## [Quoted passage]

╭──

Seric’s on-court work this summer should be looked at through one lens and one lens only: she earned such a highly-valued assignment based on merit, and nothing else.

Not lost on her, though, is the surface-level view. She knows there’s an important sidebar to this story.  

With the Sixers, the space carved out for Seric this summer ties back, in part, to a curiosity-seeking coach staff, and an open-minded basketball operations department determined to make the most of its resources.

Regardless of who’s come and gone while Brett Brown’s been here, his MO hasn’t changed.

“From Day One, Coach has been curious about finding the right answers to blend with his basketball experience,” Lange said, “and the analytics crew has just grown.

“We’ve added so many smart people, and our ownership group believes in it, too. I don’t know any other way. If you’ve been here since Day One, this is just what we do.”

In Seric this summer, the Sixers have added another layer to the approach.

“It helps us have so much more influence than we normally would,” Seric said, when talking about the support Analytics & Strategy has gotten from Brown and his coaches. “As an analytics team, we are lucky. It helps us on the court, because they’re using the data to make decisions.”

╰──

## [Information given]

╭──

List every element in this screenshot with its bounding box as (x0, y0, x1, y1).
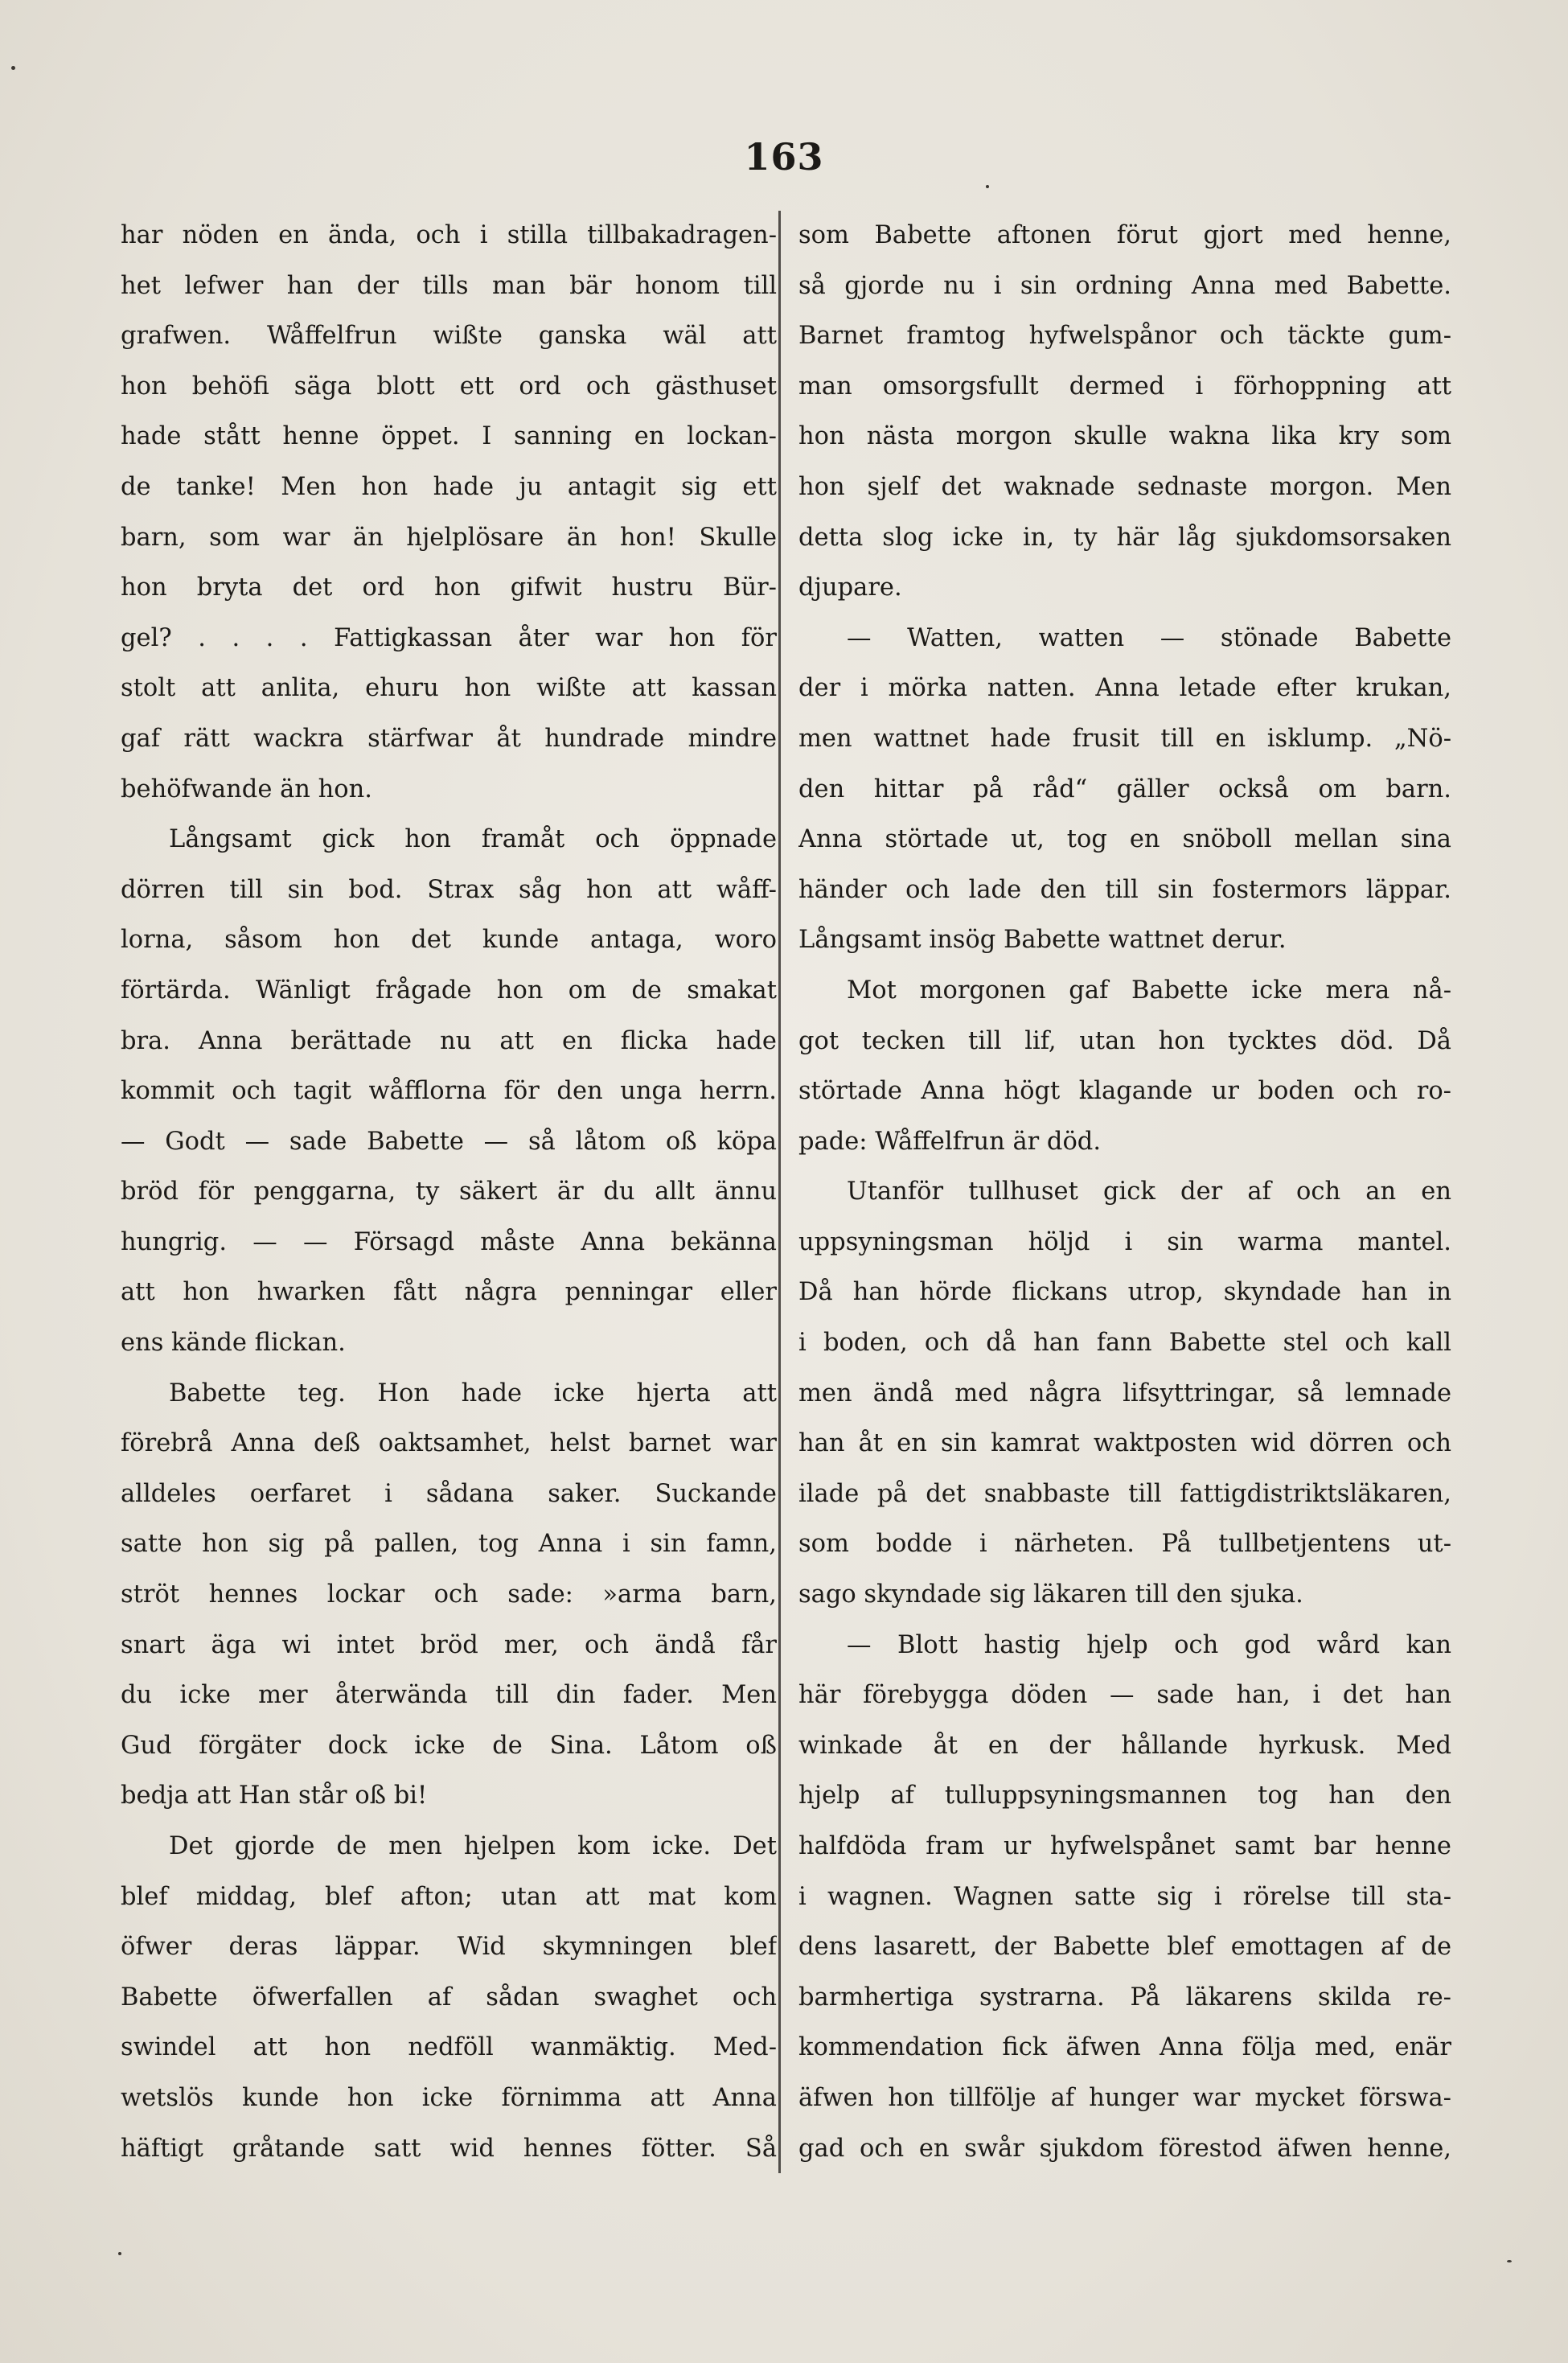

╰──
╭──

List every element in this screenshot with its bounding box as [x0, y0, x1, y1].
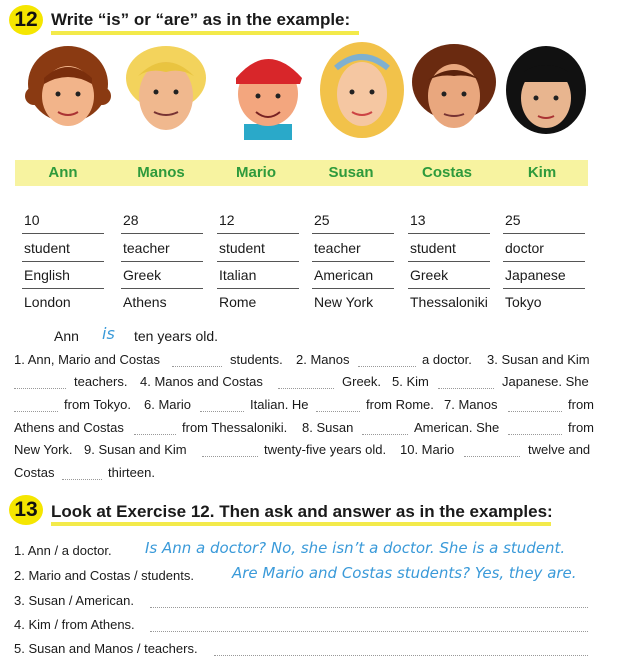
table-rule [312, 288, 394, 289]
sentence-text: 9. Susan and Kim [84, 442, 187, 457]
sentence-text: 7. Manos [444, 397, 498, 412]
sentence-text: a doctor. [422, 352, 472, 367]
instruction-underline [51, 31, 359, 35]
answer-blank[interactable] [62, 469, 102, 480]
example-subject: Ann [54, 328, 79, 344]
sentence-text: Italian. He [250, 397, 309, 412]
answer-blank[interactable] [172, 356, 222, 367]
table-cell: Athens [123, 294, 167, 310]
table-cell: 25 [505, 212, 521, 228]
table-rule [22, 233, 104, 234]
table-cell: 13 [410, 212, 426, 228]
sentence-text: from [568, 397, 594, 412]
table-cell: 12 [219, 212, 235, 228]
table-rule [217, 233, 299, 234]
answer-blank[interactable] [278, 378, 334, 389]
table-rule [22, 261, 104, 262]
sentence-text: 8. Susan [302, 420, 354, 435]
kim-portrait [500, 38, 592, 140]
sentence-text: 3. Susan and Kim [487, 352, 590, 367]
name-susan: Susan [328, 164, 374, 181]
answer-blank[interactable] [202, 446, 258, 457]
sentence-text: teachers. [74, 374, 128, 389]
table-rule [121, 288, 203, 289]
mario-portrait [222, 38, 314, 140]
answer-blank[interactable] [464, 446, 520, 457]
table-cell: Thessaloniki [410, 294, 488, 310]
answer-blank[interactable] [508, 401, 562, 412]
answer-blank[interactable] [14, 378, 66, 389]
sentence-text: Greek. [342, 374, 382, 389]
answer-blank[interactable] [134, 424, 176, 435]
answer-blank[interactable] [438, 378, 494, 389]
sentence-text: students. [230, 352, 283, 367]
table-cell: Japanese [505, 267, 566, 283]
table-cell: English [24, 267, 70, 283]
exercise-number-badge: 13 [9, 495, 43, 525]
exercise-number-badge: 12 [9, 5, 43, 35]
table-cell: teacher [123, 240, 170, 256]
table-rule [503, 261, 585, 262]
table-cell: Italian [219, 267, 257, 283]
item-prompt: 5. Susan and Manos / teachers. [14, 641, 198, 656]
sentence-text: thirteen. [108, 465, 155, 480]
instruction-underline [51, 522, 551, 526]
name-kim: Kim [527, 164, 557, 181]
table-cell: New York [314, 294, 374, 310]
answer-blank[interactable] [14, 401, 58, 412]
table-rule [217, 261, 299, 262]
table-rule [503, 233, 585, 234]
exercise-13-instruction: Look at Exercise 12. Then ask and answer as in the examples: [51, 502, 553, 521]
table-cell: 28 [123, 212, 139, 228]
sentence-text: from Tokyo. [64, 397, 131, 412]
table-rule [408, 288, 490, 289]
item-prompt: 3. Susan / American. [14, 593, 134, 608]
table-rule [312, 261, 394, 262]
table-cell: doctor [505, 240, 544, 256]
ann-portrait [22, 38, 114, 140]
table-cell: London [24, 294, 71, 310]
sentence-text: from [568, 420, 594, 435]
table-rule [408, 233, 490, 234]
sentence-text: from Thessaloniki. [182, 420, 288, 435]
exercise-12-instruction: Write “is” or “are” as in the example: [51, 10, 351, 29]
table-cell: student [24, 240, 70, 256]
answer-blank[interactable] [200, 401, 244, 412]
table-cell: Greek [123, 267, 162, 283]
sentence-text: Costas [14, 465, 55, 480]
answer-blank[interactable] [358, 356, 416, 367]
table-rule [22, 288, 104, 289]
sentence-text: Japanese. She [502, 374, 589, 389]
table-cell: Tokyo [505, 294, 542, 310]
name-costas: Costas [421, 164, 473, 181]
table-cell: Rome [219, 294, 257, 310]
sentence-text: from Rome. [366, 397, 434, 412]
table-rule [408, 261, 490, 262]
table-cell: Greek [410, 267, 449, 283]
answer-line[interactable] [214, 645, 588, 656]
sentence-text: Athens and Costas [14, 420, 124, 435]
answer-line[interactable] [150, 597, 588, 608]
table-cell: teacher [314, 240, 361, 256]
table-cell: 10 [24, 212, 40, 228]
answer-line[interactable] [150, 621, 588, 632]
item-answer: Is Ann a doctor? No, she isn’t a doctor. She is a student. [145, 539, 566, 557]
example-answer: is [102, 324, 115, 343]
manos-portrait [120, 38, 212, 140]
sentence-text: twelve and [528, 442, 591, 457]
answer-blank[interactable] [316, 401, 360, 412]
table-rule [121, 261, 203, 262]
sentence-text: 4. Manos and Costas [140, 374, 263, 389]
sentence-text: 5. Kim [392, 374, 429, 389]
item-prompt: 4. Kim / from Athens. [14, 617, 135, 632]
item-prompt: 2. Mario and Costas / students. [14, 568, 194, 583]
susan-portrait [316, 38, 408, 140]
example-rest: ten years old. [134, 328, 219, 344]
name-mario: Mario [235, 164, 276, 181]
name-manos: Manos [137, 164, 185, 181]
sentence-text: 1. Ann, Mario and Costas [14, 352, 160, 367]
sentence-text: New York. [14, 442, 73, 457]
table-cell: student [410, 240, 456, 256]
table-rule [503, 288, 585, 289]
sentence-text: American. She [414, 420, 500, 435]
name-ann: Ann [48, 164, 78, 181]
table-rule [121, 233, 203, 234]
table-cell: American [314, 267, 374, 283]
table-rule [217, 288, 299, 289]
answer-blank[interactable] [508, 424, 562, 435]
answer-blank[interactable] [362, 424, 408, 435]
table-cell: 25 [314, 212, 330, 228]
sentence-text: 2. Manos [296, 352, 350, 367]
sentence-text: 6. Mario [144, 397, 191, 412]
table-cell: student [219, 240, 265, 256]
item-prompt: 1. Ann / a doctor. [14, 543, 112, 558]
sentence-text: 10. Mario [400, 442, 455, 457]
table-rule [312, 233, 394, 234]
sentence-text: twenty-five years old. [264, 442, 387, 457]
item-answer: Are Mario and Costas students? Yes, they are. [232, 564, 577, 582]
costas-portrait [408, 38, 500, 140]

╰──

## [Stated exercise 1]
In the passage about Seric and the Sixers, what does Seric say the coaches are using to make decisions?
## [Stated exercise 2]
Render this sentence from the passage about Seric and the Sixers in Spanish: "In Seric this summer, the Sixers have added another layer to the approach."
## [Stated exercise 3]
Return the portion of the passage about Seric and the Sixers between "Seric’s on-court work" and "of its resources.", inclusive.
The records come from a separate source, unrelated to the passage about Seric and the Sixers.

## [Correct response 1]
They're using the data.

## [Correct response 2]
Con Seric este verano, los Sixers han añadido otra capa al enfoque.

## [Correct response 3]
Seric’s on-court work this summer should be looked at through one lens and one lens only: she earned such a highly-valued assignment based on merit, and nothing else.

Not lost on her, though, is the surface-level view. She knows there’s an important sidebar to this story.  

With the Sixers, the space carved out for Seric this summer ties back, in part, to a curiosity-seeking coach staff, and an open-minded basketball operations department determined to make the most of its resources.